__Text segment__.
# # # # #

Safety is a paramount concern with regards to live vaccines. Based on safety results, the applicable age for vaccination was established, and possible vaccine reactions were predicted. In the safety test on day-old chicks, aMPV K655/07HP—a virus passaged in Vero cells—showed significantly decreased pathogenicity compared with its parent virus, aMPV K655/07parent. In addition, there was no significant difference with respect to the unvaccinated control. The tested viral amount, 104.5 TCID50 aMPV K655/07HP, corresponds to 10 vaccine doses, which was later determined to be 103.5 TCID50 per dose. Because the vaccine proved to be safe for day-old chicks even in harsh conditions with high overdoses, this candidate vaccine can be used in chickens of any age without concerns regarding vaccine reactions.

The presence of antibodies in the blood is a convenient indicator of vaccine-take (Awad et al., 2015). The minimum effective dose was designated by SN test. Although many studies have used commercial enzyme-linked immunosorbent assay (ELISA), the ELISA values do not reflect the efficacy of live aMPV vaccines (Chary et al., 2005; Ganapathy and Jones, 2007; Ganapathy et al., 2010; Kwon et al., 2010; Awad et al., 2015). Antibody mechanisms, including neutralization of the epitope, show that the SN test is more appropriate to estimate the protective efficacy of the aMPV live vaccine. There was no correspondence between the ELISA value and the decrease in viral amount after the challenge (data not shown). In this study, aMPV-specific antibodies were measured through SN tests, and seroconversion was confirmed after vaccination using different doses and routes.

# # # # #

__Data for analysis__.

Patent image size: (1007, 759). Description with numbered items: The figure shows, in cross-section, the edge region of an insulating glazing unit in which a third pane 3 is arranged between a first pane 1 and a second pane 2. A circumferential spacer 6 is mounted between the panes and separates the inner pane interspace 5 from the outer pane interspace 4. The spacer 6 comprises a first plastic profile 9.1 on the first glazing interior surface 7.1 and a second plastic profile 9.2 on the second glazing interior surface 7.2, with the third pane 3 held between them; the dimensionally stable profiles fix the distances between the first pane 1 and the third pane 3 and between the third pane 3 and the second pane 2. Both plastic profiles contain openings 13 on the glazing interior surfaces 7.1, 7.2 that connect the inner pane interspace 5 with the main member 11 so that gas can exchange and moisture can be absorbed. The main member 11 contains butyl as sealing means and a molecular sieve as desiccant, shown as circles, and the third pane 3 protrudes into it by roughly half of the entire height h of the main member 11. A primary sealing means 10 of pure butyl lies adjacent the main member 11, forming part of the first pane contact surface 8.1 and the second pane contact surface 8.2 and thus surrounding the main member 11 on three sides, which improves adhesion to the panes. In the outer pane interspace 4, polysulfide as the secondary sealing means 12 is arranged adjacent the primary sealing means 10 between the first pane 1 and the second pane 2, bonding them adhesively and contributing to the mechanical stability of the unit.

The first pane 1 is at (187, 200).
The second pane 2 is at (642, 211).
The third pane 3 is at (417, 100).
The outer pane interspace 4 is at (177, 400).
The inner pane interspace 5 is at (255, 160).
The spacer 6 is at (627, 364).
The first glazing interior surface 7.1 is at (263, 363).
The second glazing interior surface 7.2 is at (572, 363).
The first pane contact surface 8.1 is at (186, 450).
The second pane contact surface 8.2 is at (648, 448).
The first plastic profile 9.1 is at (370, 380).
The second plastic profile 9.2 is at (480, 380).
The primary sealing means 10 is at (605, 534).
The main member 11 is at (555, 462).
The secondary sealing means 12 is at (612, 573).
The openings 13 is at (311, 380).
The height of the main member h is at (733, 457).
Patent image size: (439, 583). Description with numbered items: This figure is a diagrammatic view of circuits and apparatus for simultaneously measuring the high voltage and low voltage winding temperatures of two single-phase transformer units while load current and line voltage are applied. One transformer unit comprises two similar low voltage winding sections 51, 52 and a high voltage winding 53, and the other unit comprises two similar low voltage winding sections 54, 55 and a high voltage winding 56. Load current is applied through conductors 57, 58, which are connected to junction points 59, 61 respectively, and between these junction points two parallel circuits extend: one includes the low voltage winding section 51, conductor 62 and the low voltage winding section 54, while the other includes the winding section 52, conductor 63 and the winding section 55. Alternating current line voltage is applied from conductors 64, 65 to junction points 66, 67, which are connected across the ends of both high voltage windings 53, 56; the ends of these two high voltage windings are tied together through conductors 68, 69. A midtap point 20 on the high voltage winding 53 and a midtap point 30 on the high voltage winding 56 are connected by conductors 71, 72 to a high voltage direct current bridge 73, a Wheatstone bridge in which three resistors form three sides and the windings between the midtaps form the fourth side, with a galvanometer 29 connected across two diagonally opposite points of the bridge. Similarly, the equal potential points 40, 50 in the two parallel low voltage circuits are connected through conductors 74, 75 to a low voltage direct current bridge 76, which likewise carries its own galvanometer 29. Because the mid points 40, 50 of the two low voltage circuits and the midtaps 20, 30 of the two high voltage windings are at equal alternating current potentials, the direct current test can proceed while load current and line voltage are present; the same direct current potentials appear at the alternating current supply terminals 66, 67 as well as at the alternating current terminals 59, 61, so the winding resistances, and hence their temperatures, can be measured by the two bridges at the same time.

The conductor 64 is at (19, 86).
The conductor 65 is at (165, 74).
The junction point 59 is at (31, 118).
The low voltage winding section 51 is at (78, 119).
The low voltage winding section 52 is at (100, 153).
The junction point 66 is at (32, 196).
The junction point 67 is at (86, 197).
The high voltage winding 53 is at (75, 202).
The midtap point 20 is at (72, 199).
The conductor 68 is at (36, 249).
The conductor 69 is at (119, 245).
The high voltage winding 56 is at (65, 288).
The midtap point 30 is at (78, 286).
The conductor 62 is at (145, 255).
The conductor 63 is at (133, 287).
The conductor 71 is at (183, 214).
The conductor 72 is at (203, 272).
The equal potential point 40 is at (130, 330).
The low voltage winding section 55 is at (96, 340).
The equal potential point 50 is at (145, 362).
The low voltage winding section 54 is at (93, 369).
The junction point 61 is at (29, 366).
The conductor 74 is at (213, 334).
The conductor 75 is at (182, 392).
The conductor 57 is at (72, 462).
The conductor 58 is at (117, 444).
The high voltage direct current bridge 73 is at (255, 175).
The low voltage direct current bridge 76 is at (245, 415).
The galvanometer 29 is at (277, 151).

# # # # #

__Required action__. Continue the passage on the live aMPV vaccine candidate from its last sentence. The records stand apart from the text and are unrelated to it.

__Reply to the task__.
Animal study 4 was performed to assess the efficacy of aMPV live vaccine candidate against its parent strain with respect to the route and age of the vaccinated chickens. In this article, to our knowledge, for the first time, the difference in vaccine efficacy based on vaccination route and age was investigated. Although there was a difference in the SN test results for chickens vaccinated at 1 wk and 4 wk of age, they were completely protected against the challenge. Smialek et al. also reported similar result (Smialek et al., 2015). The authors explained that differences between birds vaccinated at different age might be influenced by the maturation of the immune and/or respiratory system. For the efficacy test, the proliferation of the challenged virus was assessed through the detection of viral RNA. The perfect protection observed in this study proves the excellent efficacy of the current candidate vaccine. This finding further supports previous reports that contend that humoral antibodies against aMPV play little or no part in the protection of the respiratory tract because of the limited accessibility to the epithelium of the turbinate and trachea (Naylor et al., 1997; Ganapathy et al., 2005; Ganapathy et al., 2007; Ganapathy et al., 2010; Awad et al., 2015). Local and cell-mediated immunity play a significant role in protection against aMPV (Rubbenstroth and Rautenschlein, 2009; Awad et al., 2015; Smialek et al., 2015).

In conclusion, an effective aMPV challenge model was established for studying aMPV in chickens, and several insights have been provided. The safety and efficacy studies indicate that the new aMPV candidate vaccine can effectively assist in reducing economic losses due to aMPV infection.